Reproduce the section of the television review below word for word, from "Each season so" to "by Katey Sagal.".

EXTRACT TO READ:
----------------

I really do hope that the writers and producers wise up and try to bolster the storylines more as the season goes on, as this show's legacy will not be remembered by iTunes sales charts alone.

Glee, Tuesdays at 8pm on Fox

Bird on the Wire

Last night's fourth episode of the third season of Sons of Anarchy is the first one I have been able to watch during its original broadcast.  Sons is a show that I only got into this summer on DVD, and I am finally all caught up.  It's hard to say what exactly drew me to this show.  I love the moral relativism of how the characters have to juggle their code of doing right by their families with the often gruesome criminal lifestyle they lead.  Without glamorizing the difficult situations the characters get into, the show somehow conveys the sex appeal of these hairy guys on Harleys in baggy jeans and leather vests.  And a frequently naked Charlie Hunnam doesn't hurt:

(Even if they do give him terrible hair/beard on this show.)
Each season so far has done a great job of building up to a convergence of storylines resulting in spectacular season-bridging arcs, and last night's episode, "Home," was a wonderful example of that same overlapping happening in one episode alone.  If you don't follow the show, a recap won't do you any good, but what last night's episode gave us was one of the show's greatest assets: a shattering performance by Katey Sagal.

Everyone knows that Sagal's been consistently delivering her talent for the past quarter-century, in drama but also mostly in comic roles on Married...With Children and Futurama.  She's also a beautiful singer, and last night's episode closed with a cover of Loenard Cohen's "Bird on the Wire," just one of the songs she's contributed to the show's soundtrack.  Anyone looking for a good example of a strong female character on television need look no further than Gemma Teller Morrow, and "Home" could be her submission for Emmy consideration this year.

Perhaps because Sagal's husband is the showrunner and creator, Kurt Sutter, she is given a lot of great material to work with, but the growing character of Dr. Tara Knowles (Maggie Siff), the antagonist ATF Agent Stahl (Ally Walker), and a handful of interesting supporting characters, shows that this extremely masculine show is not afraid of strong female characters willing to pass the Bechdel Test in every episode.

----------------

RAW RECORDS:
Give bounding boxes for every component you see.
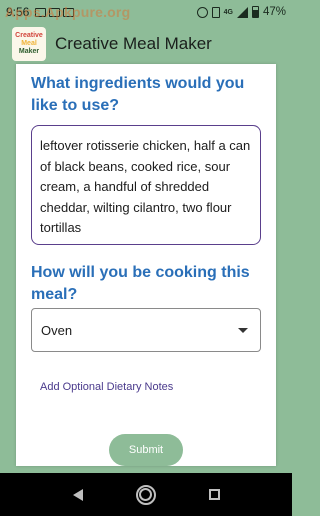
network-type: 4G (223, 8, 233, 16)
add-dietary-notes-link[interactable]: Add Optional Dietary Notes (40, 381, 173, 393)
caret-down-icon (238, 327, 248, 333)
status-bar: 9:56 Apps.Apkpure.org 4G 47% (0, 0, 292, 24)
logo-text-creative: Creative (15, 32, 43, 39)
recent-apps-square-icon[interactable] (208, 489, 220, 500)
cooking-method-select[interactable]: Oven (31, 308, 261, 352)
meal-form: What ingredients would you like to use? … (16, 64, 276, 466)
app-bar: Creative Meal Maker Creative Meal Maker (0, 24, 292, 64)
submit-button[interactable]: Submit (109, 434, 183, 466)
app-title: Creative Meal Maker (55, 34, 212, 53)
battery-icon (251, 6, 259, 18)
signal-icon (236, 6, 248, 18)
alarm-icon (196, 6, 208, 18)
home-circle-icon[interactable] (135, 484, 156, 505)
cooking-question: How will you be cooking this meal? (31, 264, 250, 303)
ingredients-question: What ingredients would you like to use? (31, 75, 245, 114)
navigation-bar (0, 473, 292, 516)
battery-percent: 47% (262, 6, 286, 18)
cooking-method-value: Oven (41, 322, 73, 338)
app-logo: Creative Meal Maker (12, 27, 46, 61)
status-right: 4G 47% (196, 6, 286, 18)
vibrate-icon (211, 6, 220, 18)
watermark: Apps.Apkpure.org (5, 4, 131, 20)
logo-text-meal: Meal (21, 40, 37, 47)
back-triangle-icon[interactable] (72, 488, 83, 501)
logo-text-maker: Maker (18, 48, 40, 55)
ingredients-input[interactable]: leftover rotisserie chicken, half a can … (31, 125, 261, 245)
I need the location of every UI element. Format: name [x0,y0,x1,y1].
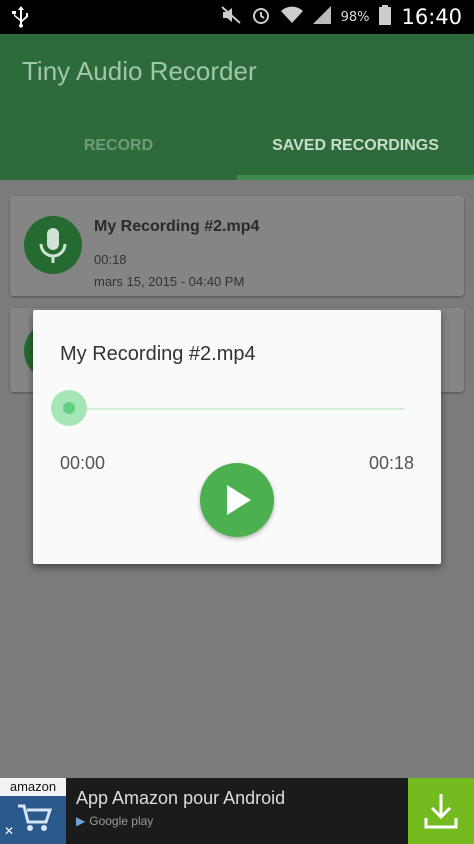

----------------

EXERCISE RESPONSE:
Each season so far has done a great job of building up to a convergence of storylines resulting in spectacular season-bridging arcs, and last night's episode, "Home," was a wonderful example of that same overlapping happening in one episode alone.  If you don't follow the show, a recap won't do you any good, but what last night's episode gave us was one of the show's greatest assets: a shattering performance by Katey Sagal.